======== Data excerpts ========

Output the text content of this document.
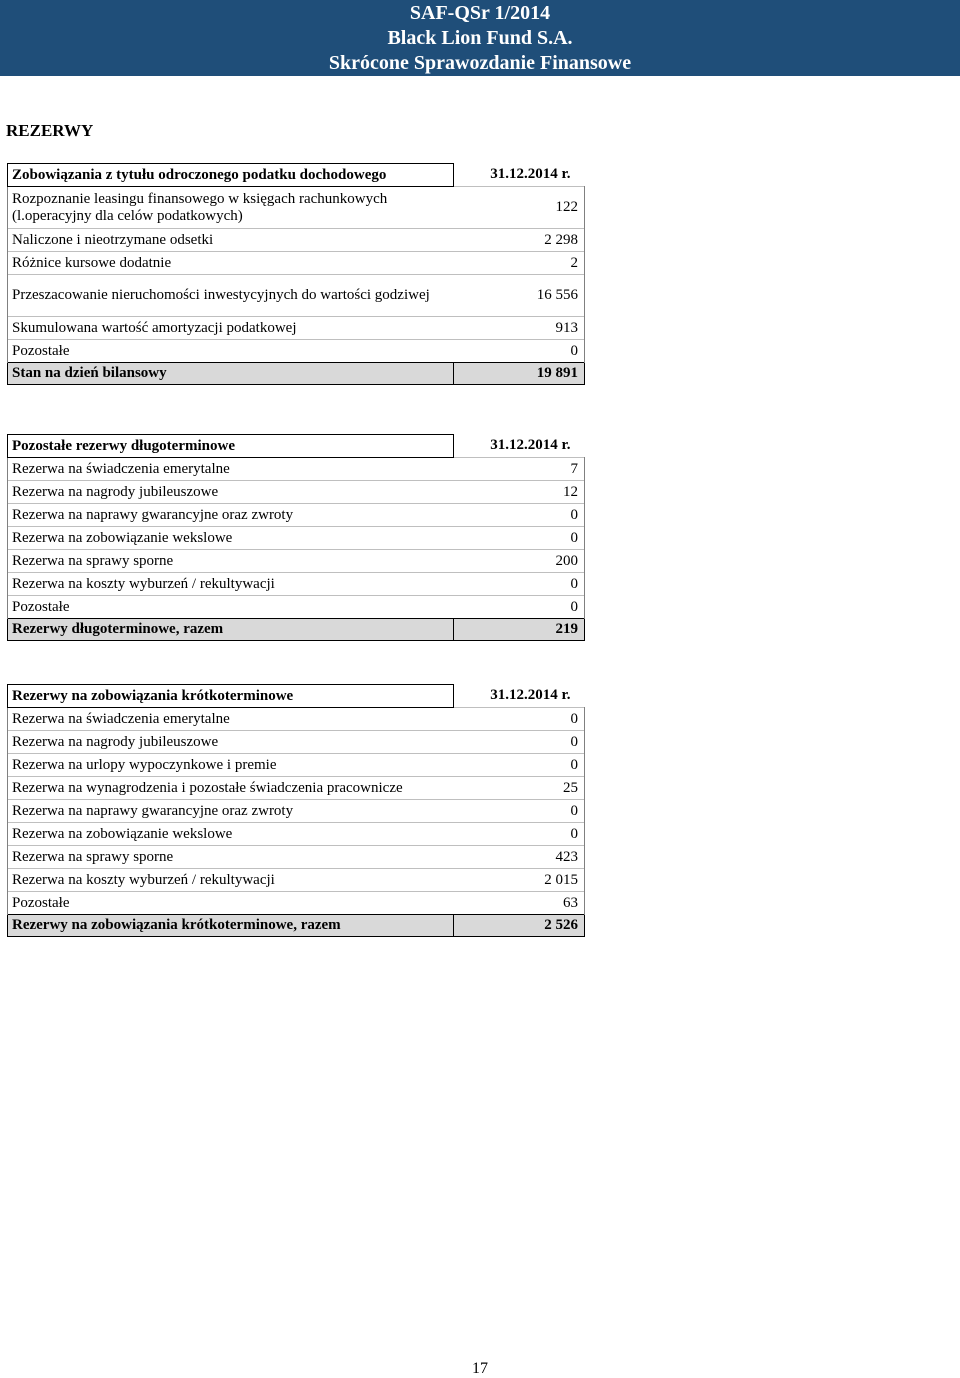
SAF-QSr 1/2014
Black Lion Fund S.A.
Skrócone Sprawozdanie Finansowe
REZERWY
Zobowiązania z tytułu odroczonego podatku dochodowego	31.12.2014 r.
Rozpoznanie leasingu finansowego w księgach rachunkowych (l.operacyjny dla celów podatkowych)	122
Naliczone i nieotrzymane odsetki	2 298
Różnice kursowe dodatnie	2
Przeszacowanie nieruchomości inwestycyjnych do wartości godziwej	16 556
Skumulowana wartość amortyzacji podatkowej	913
Pozostałe	0
Stan na dzień bilansowy	19 891
Pozostałe rezerwy długoterminowe	31.12.2014 r.
Rezerwa na świadczenia emerytalne	7
Rezerwa na nagrody jubileuszowe	12
Rezerwa na naprawy gwarancyjne oraz zwroty	0
Rezerwa na zobowiązanie wekslowe	0
Rezerwa na sprawy sporne	200
Rezerwa na koszty wyburzeń / rekultywacji	0
Pozostałe	0
Rezerwy długoterminowe, razem	219
Rezerwy na zobowiązania krótkoterminowe	31.12.2014 r.
Rezerwa na świadczenia emerytalne	0
Rezerwa na nagrody jubileuszowe	0
Rezerwa na urlopy wypoczynkowe i premie	0
Rezerwa na wynagrodzenia i pozostałe świadczenia pracownicze	25
Rezerwa na naprawy gwarancyjne oraz zwroty	0
Rezerwa na zobowiązanie wekslowe	0
Rezerwa na sprawy sporne	423
Rezerwa na koszty wyburzeń / rekultywacji	2 015
Pozostałe	63
Rezerwy na zobowiązania krótkoterminowe, razem	2 526
17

========

Leave out the pictures and print every line of the data exactly.

Output the text content of this document.
SAF-QSr 1/2014
Black Lion Fund S.A.
Skrócone Sprawozdanie Finansowe
REZERWY
Zobowiązania z tytułu odroczonego podatku dochodowego	31.12.2014 r.
Rozpoznanie leasingu finansowego w księgach rachunkowych (l.operacyjny dla celów podatkowych)	122
Naliczone i nieotrzymane odsetki	2 298
Różnice kursowe dodatnie	2
Przeszacowanie nieruchomości inwestycyjnych do wartości godziwej	16 556
Skumulowana wartość amortyzacji podatkowej	913
Pozostałe	0
Stan na dzień bilansowy	19 891
Pozostałe rezerwy długoterminowe	31.12.2014 r.
Rezerwa na świadczenia emerytalne	7
Rezerwa na nagrody jubileuszowe	12
Rezerwa na naprawy gwarancyjne oraz zwroty	0
Rezerwa na zobowiązanie wekslowe	0
Rezerwa na sprawy sporne	200
Rezerwa na koszty wyburzeń / rekultywacji	0
Pozostałe	0
Rezerwy długoterminowe, razem	219
Rezerwy na zobowiązania krótkoterminowe	31.12.2014 r.
Rezerwa na świadczenia emerytalne	0
Rezerwa na nagrody jubileuszowe	0
Rezerwa na urlopy wypoczynkowe i premie	0
Rezerwa na wynagrodzenia i pozostałe świadczenia pracownicze	25
Rezerwa na naprawy gwarancyjne oraz zwroty	0
Rezerwa na zobowiązanie wekslowe	0
Rezerwa na sprawy sporne	423
Rezerwa na koszty wyburzeń / rekultywacji	2 015
Pozostałe	63
Rezerwy na zobowiązania krótkoterminowe, razem	2 526
17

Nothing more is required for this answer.